>> Start

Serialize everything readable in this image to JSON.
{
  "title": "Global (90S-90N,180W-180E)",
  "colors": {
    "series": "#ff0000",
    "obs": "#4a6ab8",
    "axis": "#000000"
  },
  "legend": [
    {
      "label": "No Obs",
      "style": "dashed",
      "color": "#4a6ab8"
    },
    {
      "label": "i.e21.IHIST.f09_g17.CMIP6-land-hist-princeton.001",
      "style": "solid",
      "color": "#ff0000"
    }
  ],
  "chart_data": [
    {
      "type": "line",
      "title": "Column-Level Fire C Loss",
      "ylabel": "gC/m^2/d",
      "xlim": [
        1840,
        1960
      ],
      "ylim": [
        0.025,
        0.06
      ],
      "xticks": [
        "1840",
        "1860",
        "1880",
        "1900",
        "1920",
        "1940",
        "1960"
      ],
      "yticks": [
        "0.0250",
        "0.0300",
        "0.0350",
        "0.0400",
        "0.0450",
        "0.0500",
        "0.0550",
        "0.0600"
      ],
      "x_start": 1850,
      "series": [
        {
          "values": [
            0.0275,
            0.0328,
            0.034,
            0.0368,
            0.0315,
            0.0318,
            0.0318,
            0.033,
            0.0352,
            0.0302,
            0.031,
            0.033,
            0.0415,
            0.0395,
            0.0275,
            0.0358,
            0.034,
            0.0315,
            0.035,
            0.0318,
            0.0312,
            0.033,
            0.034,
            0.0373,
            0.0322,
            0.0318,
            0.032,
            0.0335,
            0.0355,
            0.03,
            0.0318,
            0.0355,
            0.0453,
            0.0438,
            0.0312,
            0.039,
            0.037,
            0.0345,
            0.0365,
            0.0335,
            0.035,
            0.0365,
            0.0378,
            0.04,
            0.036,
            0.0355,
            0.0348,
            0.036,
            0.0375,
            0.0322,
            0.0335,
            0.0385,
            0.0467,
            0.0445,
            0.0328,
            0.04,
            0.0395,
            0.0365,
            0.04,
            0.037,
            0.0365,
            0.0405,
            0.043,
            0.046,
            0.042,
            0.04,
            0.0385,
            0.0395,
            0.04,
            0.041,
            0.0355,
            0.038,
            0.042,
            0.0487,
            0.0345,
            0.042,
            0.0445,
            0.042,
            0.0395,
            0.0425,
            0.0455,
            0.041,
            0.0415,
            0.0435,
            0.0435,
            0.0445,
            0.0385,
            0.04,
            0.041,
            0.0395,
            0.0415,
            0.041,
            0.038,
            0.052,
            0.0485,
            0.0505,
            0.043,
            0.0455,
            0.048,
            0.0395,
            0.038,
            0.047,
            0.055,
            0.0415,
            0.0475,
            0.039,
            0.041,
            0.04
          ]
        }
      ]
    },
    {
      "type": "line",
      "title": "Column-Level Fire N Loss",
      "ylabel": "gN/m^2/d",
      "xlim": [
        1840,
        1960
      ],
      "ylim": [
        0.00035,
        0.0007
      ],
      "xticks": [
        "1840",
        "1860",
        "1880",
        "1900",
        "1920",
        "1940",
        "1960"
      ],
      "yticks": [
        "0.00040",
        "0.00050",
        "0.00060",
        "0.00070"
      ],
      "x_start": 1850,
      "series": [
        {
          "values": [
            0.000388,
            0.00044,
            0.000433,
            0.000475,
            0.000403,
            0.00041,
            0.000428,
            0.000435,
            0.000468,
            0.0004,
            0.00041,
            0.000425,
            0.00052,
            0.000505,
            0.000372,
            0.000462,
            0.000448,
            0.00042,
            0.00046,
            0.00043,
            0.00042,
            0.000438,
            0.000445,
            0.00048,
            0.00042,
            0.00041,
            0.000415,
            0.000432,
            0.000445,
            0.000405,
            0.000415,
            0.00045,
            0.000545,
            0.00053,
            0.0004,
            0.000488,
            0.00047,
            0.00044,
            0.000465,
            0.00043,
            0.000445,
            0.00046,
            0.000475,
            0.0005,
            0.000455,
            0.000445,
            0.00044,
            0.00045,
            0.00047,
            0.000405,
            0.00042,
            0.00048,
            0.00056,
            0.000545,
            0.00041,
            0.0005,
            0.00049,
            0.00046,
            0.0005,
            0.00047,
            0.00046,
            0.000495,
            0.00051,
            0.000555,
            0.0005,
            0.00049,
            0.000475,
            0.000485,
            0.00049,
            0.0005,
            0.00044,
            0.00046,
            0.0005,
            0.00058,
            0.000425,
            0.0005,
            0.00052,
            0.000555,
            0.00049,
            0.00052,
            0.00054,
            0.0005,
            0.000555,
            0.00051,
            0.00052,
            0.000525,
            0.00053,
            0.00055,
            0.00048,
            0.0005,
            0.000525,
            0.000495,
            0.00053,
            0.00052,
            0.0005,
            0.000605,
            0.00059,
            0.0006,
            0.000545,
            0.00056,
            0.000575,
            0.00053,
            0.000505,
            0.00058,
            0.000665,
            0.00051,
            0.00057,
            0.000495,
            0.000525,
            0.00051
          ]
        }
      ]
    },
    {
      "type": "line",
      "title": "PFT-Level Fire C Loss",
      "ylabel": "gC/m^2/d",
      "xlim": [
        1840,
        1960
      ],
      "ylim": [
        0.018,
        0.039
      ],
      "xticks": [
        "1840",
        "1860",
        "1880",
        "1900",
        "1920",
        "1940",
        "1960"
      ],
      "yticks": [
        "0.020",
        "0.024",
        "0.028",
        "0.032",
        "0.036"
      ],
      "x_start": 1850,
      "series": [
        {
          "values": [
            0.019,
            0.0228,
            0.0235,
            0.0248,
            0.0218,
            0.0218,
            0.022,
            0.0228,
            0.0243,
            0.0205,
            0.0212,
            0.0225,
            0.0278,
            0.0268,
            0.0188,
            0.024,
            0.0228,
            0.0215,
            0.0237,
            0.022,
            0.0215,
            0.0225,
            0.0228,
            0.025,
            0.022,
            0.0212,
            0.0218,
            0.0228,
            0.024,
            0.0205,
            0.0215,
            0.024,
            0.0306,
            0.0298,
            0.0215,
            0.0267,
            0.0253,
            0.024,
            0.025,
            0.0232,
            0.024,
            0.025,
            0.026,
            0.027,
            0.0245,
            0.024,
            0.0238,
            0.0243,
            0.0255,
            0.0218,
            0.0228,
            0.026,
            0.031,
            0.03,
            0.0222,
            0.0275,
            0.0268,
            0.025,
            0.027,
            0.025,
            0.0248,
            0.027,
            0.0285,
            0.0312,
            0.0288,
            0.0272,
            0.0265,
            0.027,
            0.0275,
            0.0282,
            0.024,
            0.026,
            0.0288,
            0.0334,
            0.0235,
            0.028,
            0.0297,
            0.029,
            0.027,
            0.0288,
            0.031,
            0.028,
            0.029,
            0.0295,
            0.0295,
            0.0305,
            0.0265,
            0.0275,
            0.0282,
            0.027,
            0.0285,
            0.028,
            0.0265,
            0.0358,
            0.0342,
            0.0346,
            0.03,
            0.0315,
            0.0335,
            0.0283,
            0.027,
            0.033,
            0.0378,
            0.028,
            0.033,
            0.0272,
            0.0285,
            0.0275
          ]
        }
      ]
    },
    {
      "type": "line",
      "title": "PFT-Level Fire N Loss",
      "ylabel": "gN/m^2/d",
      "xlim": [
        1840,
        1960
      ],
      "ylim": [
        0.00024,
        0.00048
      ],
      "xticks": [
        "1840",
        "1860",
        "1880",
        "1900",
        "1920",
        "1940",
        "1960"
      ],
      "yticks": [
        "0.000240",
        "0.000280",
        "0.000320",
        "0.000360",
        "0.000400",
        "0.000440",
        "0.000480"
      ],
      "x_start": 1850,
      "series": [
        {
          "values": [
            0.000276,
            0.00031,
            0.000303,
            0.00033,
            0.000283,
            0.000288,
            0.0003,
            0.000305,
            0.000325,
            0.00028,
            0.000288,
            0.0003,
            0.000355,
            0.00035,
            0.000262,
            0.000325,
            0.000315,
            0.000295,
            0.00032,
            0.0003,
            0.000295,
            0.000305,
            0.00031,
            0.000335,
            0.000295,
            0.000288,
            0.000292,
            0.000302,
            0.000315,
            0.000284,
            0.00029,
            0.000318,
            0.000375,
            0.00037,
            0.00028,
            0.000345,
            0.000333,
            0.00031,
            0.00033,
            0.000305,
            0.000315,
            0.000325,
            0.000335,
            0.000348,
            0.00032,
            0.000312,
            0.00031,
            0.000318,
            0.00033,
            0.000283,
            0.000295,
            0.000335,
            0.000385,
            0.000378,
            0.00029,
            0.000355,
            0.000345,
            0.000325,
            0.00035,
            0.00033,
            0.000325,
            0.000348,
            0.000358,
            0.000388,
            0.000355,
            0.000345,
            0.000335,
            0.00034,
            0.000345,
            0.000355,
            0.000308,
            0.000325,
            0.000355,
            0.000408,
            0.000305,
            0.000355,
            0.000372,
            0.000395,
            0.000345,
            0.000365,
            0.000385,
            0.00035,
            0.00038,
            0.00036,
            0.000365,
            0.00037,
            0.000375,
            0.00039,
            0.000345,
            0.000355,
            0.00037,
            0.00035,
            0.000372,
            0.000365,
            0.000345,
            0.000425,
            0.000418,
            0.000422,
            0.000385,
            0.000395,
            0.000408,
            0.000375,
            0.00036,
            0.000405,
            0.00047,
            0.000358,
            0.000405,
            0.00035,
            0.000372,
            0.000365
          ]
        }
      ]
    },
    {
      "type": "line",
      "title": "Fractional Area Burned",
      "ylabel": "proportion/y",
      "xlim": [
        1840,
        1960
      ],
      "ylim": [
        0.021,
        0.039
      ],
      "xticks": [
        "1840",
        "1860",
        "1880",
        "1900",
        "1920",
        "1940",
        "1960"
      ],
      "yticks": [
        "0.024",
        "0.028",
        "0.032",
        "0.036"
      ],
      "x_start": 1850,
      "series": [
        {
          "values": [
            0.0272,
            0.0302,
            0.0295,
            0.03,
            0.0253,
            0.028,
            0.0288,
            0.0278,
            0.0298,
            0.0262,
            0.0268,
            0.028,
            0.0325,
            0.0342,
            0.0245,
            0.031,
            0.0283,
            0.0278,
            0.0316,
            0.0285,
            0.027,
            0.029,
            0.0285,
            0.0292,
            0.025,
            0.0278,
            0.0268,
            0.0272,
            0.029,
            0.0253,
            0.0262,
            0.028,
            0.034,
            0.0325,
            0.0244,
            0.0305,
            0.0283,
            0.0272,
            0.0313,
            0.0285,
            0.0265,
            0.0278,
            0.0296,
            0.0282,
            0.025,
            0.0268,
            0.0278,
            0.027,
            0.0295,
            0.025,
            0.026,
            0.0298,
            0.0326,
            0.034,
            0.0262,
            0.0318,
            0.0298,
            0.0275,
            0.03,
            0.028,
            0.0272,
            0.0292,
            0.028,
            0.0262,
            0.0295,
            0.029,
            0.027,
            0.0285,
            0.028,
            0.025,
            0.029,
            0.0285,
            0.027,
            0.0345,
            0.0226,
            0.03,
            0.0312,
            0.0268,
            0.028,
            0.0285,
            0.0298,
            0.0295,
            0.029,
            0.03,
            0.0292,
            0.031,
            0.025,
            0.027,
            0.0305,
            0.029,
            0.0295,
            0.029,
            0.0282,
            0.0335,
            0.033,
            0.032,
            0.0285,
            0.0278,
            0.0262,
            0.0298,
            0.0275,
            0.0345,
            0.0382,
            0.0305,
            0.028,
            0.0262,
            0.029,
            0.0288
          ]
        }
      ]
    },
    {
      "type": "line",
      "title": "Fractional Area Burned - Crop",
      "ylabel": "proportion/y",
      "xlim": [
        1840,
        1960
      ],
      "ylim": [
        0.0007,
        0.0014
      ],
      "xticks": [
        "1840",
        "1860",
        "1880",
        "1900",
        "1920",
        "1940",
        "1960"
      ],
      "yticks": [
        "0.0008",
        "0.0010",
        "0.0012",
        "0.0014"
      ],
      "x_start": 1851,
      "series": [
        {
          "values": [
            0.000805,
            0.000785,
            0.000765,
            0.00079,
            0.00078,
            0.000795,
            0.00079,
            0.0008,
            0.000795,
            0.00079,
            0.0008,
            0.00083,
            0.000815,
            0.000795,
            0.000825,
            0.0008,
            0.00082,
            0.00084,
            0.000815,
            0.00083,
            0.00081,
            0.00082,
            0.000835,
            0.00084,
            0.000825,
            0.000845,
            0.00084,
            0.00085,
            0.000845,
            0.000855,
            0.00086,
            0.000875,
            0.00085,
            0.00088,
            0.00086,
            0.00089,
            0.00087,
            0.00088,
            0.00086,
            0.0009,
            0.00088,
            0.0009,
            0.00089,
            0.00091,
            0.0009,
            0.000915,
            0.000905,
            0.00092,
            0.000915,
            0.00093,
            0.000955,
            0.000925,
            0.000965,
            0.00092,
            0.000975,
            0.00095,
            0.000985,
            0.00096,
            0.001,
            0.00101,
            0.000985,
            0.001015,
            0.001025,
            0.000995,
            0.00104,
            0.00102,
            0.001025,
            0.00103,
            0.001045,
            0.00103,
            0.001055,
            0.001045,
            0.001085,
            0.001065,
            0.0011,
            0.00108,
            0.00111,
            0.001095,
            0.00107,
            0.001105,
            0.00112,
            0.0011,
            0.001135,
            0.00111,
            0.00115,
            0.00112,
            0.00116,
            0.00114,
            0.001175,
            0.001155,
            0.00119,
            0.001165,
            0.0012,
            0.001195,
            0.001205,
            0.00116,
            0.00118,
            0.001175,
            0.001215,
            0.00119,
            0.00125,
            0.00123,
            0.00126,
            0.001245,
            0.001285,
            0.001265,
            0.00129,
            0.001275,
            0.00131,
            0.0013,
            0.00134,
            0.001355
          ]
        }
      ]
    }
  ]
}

>> End

• [DESCRIPTION OF THE TASK] Where a line above contains the word "Fractional", copy that line.

• [WRITTEN SOLUTION]
      "title": "Fractional Area Burned",
      "title": "Fractional Area Burned - Crop",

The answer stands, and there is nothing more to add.